>> BEGIN

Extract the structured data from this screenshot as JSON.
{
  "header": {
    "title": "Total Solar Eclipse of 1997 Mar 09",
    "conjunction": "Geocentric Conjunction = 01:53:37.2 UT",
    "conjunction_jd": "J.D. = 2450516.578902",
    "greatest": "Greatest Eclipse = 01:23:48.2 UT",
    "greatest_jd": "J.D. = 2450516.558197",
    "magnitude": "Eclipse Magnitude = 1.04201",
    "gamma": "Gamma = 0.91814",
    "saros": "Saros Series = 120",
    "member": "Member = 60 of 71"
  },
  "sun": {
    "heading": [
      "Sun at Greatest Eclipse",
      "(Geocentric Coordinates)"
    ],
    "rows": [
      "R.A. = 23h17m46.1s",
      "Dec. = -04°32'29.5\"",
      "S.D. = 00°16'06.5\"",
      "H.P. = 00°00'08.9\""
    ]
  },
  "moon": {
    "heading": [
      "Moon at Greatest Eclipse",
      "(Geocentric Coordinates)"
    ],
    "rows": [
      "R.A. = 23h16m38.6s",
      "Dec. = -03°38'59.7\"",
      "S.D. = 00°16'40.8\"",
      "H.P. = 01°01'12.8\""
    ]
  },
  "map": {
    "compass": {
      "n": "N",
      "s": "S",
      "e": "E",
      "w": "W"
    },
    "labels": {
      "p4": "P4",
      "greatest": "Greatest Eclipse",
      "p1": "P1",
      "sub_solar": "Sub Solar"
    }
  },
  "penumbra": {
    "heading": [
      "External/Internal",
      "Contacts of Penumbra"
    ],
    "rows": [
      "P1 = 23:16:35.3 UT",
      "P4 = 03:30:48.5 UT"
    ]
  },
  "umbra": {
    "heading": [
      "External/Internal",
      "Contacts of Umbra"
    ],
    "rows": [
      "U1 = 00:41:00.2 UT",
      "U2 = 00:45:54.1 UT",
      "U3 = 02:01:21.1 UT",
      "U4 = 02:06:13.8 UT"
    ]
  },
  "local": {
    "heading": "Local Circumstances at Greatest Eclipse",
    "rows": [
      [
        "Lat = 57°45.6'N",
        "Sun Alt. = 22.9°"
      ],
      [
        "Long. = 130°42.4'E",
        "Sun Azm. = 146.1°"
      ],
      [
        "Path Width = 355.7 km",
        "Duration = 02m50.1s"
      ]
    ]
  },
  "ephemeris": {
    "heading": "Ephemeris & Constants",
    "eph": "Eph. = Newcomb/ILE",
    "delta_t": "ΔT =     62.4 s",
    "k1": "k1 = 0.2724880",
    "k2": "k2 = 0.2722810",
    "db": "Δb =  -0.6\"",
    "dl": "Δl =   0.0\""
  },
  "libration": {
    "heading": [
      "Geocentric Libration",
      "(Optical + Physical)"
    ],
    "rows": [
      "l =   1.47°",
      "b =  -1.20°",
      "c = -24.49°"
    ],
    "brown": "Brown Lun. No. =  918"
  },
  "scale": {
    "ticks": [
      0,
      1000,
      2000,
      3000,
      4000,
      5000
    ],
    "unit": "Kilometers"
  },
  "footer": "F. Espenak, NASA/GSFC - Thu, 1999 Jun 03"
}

>> END

Task prompt: Type the whole listing again, unaltered.

Final result:
Extract the structured data from this screenshot as JSON.
{
  "header": {
    "title": "Total Solar Eclipse of 1997 Mar 09",
    "conjunction": "Geocentric Conjunction = 01:53:37.2 UT",
    "conjunction_jd": "J.D. = 2450516.578902",
    "greatest": "Greatest Eclipse = 01:23:48.2 UT",
    "greatest_jd": "J.D. = 2450516.558197",
    "magnitude": "Eclipse Magnitude = 1.04201",
    "gamma": "Gamma = 0.91814",
    "saros": "Saros Series = 120",
    "member": "Member = 60 of 71"
  },
  "sun": {
    "heading": [
      "Sun at Greatest Eclipse",
      "(Geocentric Coordinates)"
    ],
    "rows": [
      "R.A. = 23h17m46.1s",
      "Dec. = -04°32'29.5\"",
      "S.D. = 00°16'06.5\"",
      "H.P. = 00°00'08.9\""
    ]
  },
  "moon": {
    "heading": [
      "Moon at Greatest Eclipse",
      "(Geocentric Coordinates)"
    ],
    "rows": [
      "R.A. = 23h16m38.6s",
      "Dec. = -03°38'59.7\"",
      "S.D. = 00°16'40.8\"",
      "H.P. = 01°01'12.8\""
    ]
  },
  "map": {
    "compass": {
      "n": "N",
      "s": "S",
      "e": "E",
      "w": "W"
    },
    "labels": {
      "p4": "P4",
      "greatest": "Greatest Eclipse",
      "p1": "P1",
      "sub_solar": "Sub Solar"
    }
  },
  "penumbra": {
    "heading": [
      "External/Internal",
      "Contacts of Penumbra"
    ],
    "rows": [
      "P1 = 23:16:35.3 UT",
      "P4 = 03:30:48.5 UT"
    ]
  },
  "umbra": {
    "heading": [
      "External/Internal",
      "Contacts of Umbra"
    ],
    "rows": [
      "U1 = 00:41:00.2 UT",
      "U2 = 00:45:54.1 UT",
      "U3 = 02:01:21.1 UT",
      "U4 = 02:06:13.8 UT"
    ]
  },
  "local": {
    "heading": "Local Circumstances at Greatest Eclipse",
    "rows": [
      [
        "Lat = 57°45.6'N",
        "Sun Alt. = 22.9°"
      ],
      [
        "Long. = 130°42.4'E",
        "Sun Azm. = 146.1°"
      ],
      [
        "Path Width = 355.7 km",
        "Duration = 02m50.1s"
      ]
    ]
  },
  "ephemeris": {
    "heading": "Ephemeris & Constants",
    "eph": "Eph. = Newcomb/ILE",
    "delta_t": "ΔT =     62.4 s",
    "k1": "k1 = 0.2724880",
    "k2": "k2 = 0.2722810",
    "db": "Δb =  -0.6\"",
    "dl": "Δl =   0.0\""
  },
  "libration": {
    "heading": [
      "Geocentric Libration",
      "(Optical + Physical)"
    ],
    "rows": [
      "l =   1.47°",
      "b =  -1.20°",
      "c = -24.49°"
    ],
    "brown": "Brown Lun. No. =  918"
  },
  "scale": {
    "ticks": [
      0,
      1000,
      2000,
      3000,
      4000,
      5000
    ],
    "unit": "Kilometers"
  },
  "footer": "F. Espenak, NASA/GSFC - Thu, 1999 Jun 03"
}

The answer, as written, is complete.